§ **What is being asked**
Gather the lines below that include the string "JSON", copying each in full.

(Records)
○ ○ ○ ○ ○ ○ ○

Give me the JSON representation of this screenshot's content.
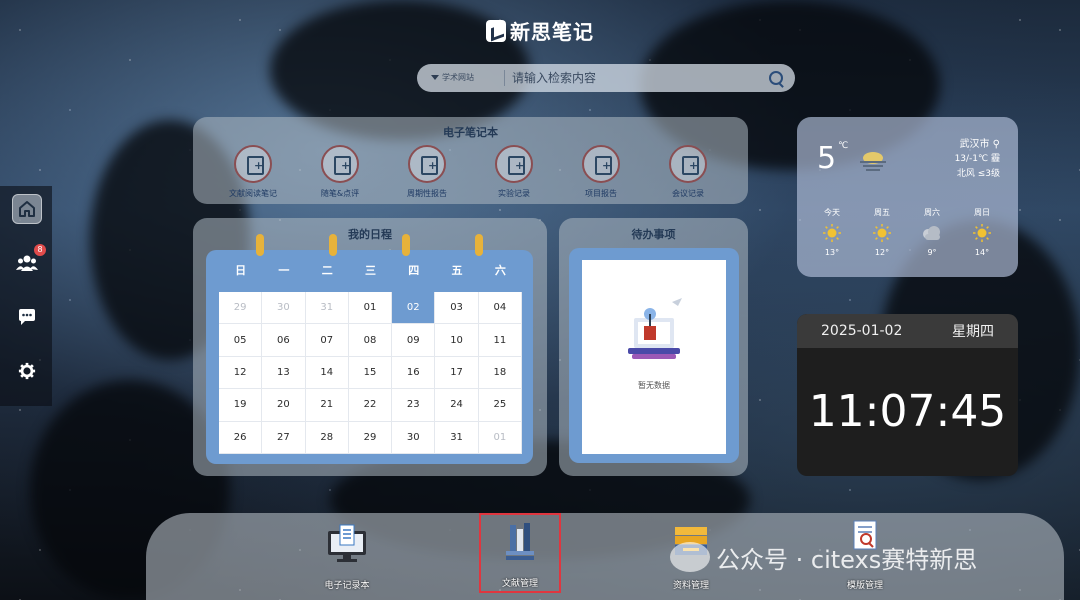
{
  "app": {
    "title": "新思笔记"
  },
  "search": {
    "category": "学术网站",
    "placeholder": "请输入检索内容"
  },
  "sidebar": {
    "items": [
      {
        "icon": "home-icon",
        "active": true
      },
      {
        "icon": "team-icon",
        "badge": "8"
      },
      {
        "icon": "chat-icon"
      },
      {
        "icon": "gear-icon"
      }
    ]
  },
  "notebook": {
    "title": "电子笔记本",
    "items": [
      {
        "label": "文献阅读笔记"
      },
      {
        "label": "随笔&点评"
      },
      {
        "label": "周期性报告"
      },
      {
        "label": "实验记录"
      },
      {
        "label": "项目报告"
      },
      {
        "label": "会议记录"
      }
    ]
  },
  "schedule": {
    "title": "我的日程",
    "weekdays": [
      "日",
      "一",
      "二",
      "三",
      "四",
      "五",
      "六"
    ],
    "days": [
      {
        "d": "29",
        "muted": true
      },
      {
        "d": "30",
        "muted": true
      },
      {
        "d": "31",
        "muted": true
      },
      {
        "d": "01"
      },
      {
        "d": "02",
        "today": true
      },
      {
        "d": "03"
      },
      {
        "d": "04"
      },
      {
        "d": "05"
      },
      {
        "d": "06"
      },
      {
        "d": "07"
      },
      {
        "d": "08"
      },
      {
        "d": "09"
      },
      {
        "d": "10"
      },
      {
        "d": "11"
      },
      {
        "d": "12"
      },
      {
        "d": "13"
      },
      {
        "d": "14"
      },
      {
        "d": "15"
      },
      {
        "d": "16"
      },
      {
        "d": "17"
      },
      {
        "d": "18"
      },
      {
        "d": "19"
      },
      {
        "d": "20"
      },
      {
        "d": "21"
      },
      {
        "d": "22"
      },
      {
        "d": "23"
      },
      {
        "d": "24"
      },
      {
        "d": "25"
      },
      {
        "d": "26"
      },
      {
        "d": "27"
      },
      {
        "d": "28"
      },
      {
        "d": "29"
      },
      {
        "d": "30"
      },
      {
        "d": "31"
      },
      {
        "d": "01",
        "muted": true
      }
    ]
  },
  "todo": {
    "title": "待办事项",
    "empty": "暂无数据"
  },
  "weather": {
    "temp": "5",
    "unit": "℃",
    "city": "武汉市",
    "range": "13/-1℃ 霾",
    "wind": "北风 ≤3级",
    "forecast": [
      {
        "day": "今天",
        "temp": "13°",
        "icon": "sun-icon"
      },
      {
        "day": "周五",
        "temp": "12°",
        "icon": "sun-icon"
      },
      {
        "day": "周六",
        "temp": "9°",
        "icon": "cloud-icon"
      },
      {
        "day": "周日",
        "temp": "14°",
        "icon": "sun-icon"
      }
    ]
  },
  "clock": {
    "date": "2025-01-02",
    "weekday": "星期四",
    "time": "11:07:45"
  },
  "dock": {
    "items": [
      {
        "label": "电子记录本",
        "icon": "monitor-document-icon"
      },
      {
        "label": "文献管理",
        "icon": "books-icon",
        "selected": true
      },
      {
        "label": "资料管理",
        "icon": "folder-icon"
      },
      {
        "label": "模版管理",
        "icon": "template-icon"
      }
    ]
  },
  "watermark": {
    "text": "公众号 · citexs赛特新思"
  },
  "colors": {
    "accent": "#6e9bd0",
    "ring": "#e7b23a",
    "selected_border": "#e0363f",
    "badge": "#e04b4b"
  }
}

○ ○ ○ ○ ○ ○ ○

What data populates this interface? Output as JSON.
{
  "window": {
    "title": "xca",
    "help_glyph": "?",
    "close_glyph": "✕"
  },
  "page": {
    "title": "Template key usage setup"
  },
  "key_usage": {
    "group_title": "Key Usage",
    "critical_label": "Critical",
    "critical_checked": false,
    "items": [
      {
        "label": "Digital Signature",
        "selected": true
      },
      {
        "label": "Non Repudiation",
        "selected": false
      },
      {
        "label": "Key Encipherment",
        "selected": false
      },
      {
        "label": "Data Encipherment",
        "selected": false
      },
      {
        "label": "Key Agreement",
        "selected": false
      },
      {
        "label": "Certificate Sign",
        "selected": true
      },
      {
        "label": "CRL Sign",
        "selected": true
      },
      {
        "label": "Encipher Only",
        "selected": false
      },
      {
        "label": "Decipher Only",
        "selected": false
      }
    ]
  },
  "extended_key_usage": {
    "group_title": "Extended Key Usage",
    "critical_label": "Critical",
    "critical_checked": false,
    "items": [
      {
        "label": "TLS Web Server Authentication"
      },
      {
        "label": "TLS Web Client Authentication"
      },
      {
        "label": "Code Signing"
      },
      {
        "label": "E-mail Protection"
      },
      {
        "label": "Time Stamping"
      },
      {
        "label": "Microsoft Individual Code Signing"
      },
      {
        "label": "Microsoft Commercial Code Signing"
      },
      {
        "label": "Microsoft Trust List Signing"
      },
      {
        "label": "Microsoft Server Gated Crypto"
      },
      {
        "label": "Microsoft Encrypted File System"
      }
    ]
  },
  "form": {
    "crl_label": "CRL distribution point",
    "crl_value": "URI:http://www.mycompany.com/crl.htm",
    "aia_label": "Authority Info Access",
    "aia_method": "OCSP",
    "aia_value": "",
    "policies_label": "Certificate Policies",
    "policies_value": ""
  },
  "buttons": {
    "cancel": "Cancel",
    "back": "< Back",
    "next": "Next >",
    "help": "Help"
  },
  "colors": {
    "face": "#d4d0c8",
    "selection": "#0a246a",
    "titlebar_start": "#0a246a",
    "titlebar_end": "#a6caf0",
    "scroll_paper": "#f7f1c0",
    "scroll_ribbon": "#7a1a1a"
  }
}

○ ○ ○ ○ ○ ○ ○

§ **Answer to this problem**
Give me the JSON representation of this screenshot's content.
What data populates this interface? Output as JSON.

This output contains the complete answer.